Exercise directions
Repeat everything in the material exactly.

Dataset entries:
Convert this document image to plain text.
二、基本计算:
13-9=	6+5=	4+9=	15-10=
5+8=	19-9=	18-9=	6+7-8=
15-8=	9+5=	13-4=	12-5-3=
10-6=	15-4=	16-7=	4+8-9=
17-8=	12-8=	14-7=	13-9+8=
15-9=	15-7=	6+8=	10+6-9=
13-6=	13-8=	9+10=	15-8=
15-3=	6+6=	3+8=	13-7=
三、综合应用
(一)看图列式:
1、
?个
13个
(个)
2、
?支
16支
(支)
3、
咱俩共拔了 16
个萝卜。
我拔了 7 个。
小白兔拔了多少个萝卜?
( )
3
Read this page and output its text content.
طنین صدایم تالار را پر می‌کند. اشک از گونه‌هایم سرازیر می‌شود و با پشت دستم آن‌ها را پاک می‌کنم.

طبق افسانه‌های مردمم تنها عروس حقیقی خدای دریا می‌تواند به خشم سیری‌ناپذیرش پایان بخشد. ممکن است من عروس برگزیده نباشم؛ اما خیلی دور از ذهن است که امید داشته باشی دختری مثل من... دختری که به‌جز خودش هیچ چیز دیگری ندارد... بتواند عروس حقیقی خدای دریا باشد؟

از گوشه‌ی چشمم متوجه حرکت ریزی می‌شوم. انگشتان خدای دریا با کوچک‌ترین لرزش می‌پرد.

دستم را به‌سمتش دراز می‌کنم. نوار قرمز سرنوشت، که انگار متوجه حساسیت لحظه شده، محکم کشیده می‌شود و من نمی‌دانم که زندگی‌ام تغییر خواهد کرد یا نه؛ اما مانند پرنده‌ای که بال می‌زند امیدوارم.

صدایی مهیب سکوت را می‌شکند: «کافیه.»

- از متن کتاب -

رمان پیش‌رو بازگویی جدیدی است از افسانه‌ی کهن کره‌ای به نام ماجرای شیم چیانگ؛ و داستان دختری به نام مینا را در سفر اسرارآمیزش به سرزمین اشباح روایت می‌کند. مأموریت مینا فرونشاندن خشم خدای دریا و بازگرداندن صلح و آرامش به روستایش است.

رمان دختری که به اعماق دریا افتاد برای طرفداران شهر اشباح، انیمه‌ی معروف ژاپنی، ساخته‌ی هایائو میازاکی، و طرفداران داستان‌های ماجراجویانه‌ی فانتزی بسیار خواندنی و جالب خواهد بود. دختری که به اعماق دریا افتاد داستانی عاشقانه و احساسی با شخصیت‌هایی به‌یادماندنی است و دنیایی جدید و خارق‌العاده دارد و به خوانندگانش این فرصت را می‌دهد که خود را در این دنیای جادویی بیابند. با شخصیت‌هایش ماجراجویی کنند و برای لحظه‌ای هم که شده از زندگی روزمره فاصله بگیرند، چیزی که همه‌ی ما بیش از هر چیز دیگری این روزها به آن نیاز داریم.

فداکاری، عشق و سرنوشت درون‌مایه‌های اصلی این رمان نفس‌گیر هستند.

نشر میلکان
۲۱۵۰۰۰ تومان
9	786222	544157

Worked solution
Convert this document image to plain text.
二、基本计算:
13-9=	6+5=	4+9=	15-10=
5+8=	19-9=	18-9=	6+7-8=
15-8=	9+5=	13-4=	12-5-3=
10-6=	15-4=	16-7=	4+8-9=
17-8=	12-8=	14-7=	13-9+8=
15-9=	15-7=	6+8=	10+6-9=
13-6=	13-8=	9+10=	15-8=
15-3=	6+6=	3+8=	13-7=
三、综合应用
(一)看图列式:
1、
?个
13个
(个)
2、
?支
16支
(支)
3、
咱俩共拔了 16
个萝卜。
我拔了 7 个。
小白兔拔了多少个萝卜?
( )
3
Read this page and output its text content.
طنین صدایم تالار را پر می‌کند. اشک از گونه‌هایم سرازیر می‌شود و با پشت دستم آن‌ها را پاک می‌کنم.

طبق افسانه‌های مردمم تنها عروس حقیقی خدای دریا می‌تواند به خشم سیری‌ناپذیرش پایان بخشد. ممکن است من عروس برگزیده نباشم؛ اما خیلی دور از ذهن است که امید داشته باشی دختری مثل من... دختری که به‌جز خودش هیچ چیز دیگری ندارد... بتواند عروس حقیقی خدای دریا باشد؟

از گوشه‌ی چشمم متوجه حرکت ریزی می‌شوم. انگشتان خدای دریا با کوچک‌ترین لرزش می‌پرد.

دستم را به‌سمتش دراز می‌کنم. نوار قرمز سرنوشت، که انگار متوجه حساسیت لحظه شده، محکم کشیده می‌شود و من نمی‌دانم که زندگی‌ام تغییر خواهد کرد یا نه؛ اما مانند پرنده‌ای که بال می‌زند امیدوارم.

صدایی مهیب سکوت را می‌شکند: «کافیه.»

- از متن کتاب -

رمان پیش‌رو بازگویی جدیدی است از افسانه‌ی کهن کره‌ای به نام ماجرای شیم چیانگ؛ و داستان دختری به نام مینا را در سفر اسرارآمیزش به سرزمین اشباح روایت می‌کند. مأموریت مینا فرونشاندن خشم خدای دریا و بازگرداندن صلح و آرامش به روستایش است.

رمان دختری که به اعماق دریا افتاد برای طرفداران شهر اشباح، انیمه‌ی معروف ژاپنی، ساخته‌ی هایائو میازاکی، و طرفداران داستان‌های ماجراجویانه‌ی فانتزی بسیار خواندنی و جالب خواهد بود. دختری که به اعماق دریا افتاد داستانی عاشقانه و احساسی با شخصیت‌هایی به‌یادماندنی است و دنیایی جدید و خارق‌العاده دارد و به خوانندگانش این فرصت را می‌دهد که خود را در این دنیای جادویی بیابند. با شخصیت‌هایش ماجراجویی کنند و برای لحظه‌ای هم که شده از زندگی روزمره فاصله بگیرند، چیزی که همه‌ی ما بیش از هر چیز دیگری این روزها به آن نیاز داریم.

فداکاری، عشق و سرنوشت درون‌مایه‌های اصلی این رمان نفس‌گیر هستند.

نشر میلکان
۲۱۵۰۰۰ تومان
9	786222	544157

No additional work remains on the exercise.